» **WHAT NEEDS TO BE DONE**:
Return each line containing the string "page".

** Begin RECORDS **

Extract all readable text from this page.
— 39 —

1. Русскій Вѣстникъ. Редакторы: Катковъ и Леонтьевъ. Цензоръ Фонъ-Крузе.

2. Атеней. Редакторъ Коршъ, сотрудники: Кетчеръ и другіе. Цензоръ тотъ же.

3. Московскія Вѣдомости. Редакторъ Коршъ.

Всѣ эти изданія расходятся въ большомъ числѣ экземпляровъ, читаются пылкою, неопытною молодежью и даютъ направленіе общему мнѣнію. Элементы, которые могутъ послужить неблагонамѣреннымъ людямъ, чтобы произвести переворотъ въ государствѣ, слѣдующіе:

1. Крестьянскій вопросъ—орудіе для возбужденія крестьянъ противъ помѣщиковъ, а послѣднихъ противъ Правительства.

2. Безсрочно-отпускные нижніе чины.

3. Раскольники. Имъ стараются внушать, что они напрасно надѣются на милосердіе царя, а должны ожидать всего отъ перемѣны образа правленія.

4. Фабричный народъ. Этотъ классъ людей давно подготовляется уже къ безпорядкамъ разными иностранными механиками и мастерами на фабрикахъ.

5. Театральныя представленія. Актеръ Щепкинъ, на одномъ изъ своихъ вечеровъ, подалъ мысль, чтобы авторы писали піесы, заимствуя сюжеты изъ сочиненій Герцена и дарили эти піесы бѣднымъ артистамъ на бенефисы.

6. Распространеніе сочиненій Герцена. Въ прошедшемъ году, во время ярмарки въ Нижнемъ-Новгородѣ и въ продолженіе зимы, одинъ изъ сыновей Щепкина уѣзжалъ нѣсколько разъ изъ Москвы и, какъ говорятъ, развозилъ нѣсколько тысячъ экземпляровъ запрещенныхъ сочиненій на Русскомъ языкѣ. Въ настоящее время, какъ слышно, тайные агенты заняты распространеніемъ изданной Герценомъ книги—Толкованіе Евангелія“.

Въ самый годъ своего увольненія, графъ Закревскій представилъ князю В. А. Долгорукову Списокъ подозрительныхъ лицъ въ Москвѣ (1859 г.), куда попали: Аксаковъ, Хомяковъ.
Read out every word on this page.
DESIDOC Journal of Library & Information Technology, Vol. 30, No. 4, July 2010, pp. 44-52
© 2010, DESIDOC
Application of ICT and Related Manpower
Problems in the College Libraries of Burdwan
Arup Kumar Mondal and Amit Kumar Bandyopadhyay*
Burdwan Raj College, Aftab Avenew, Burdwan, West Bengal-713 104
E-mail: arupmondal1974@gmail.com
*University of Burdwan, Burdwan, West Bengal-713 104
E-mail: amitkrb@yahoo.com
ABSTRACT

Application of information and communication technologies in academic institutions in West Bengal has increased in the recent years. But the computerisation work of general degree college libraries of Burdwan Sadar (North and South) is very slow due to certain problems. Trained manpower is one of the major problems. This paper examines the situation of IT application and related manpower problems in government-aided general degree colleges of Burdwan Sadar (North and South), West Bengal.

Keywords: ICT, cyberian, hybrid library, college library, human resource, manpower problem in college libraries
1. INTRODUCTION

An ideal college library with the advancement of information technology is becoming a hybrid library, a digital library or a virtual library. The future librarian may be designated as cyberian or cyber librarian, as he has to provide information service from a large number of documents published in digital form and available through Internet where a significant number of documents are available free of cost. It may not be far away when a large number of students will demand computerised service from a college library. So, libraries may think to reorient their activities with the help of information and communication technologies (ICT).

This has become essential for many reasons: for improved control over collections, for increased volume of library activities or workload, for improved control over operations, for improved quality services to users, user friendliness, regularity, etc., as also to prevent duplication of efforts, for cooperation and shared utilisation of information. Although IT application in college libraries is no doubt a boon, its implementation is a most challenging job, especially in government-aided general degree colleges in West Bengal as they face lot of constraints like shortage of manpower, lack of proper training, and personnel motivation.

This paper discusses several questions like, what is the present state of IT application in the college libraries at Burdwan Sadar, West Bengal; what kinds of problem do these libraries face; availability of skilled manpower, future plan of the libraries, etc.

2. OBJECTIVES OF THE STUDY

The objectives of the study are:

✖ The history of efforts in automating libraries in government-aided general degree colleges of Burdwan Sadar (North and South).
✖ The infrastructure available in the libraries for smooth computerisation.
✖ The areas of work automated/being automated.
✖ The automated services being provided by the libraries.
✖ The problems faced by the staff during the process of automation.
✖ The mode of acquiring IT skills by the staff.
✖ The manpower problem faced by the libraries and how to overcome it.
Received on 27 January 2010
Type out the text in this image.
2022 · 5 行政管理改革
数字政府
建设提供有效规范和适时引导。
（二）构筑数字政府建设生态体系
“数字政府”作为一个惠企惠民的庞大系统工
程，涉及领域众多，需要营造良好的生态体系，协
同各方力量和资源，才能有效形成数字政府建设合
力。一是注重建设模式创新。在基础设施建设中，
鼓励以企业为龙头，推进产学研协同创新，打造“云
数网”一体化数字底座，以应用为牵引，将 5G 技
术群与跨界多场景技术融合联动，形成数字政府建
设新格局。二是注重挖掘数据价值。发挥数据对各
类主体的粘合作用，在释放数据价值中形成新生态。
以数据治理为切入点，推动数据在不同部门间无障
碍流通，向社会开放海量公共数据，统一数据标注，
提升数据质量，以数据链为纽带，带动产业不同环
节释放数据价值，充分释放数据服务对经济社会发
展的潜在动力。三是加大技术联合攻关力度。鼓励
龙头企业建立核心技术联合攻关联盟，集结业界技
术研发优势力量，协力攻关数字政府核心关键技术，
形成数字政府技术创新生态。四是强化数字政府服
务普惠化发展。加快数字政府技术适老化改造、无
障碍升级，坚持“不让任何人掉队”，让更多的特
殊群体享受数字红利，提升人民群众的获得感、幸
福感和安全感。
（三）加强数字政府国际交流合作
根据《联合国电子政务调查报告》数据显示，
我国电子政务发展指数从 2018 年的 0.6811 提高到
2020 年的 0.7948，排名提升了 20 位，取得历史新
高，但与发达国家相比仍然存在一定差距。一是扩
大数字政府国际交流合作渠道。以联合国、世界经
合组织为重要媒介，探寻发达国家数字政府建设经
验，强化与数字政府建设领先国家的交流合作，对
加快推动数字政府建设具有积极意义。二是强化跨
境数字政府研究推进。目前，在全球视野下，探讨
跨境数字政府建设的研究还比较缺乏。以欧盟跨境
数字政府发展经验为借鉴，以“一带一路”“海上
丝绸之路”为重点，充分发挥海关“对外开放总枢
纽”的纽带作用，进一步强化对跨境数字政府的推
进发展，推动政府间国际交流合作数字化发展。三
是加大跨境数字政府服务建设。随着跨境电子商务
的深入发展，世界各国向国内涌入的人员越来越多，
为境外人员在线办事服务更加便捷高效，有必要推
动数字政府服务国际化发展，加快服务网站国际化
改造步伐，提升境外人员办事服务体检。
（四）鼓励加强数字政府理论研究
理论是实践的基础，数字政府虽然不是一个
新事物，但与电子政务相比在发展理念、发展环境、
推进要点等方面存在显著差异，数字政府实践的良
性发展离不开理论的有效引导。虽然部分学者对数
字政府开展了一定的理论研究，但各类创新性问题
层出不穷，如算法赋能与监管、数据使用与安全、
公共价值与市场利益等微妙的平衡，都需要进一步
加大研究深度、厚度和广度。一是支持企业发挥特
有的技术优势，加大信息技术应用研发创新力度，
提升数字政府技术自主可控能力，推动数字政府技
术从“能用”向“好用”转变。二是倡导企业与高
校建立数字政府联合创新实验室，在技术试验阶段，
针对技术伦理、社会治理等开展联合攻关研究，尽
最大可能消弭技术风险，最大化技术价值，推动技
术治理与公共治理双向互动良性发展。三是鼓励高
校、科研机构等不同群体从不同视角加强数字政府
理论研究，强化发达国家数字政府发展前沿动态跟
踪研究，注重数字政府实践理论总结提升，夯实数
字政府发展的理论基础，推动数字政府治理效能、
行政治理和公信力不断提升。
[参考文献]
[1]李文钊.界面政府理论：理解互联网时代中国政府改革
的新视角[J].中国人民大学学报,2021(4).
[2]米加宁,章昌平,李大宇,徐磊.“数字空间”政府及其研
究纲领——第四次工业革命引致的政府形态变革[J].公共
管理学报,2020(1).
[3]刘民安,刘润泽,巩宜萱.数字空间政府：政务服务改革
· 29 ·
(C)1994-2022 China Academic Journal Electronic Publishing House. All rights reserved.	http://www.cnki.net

** End RECORDS **

» **SOLUTION TO THIS PROBLEM**:
Extract all readable text from this page.
Read out every word on this page.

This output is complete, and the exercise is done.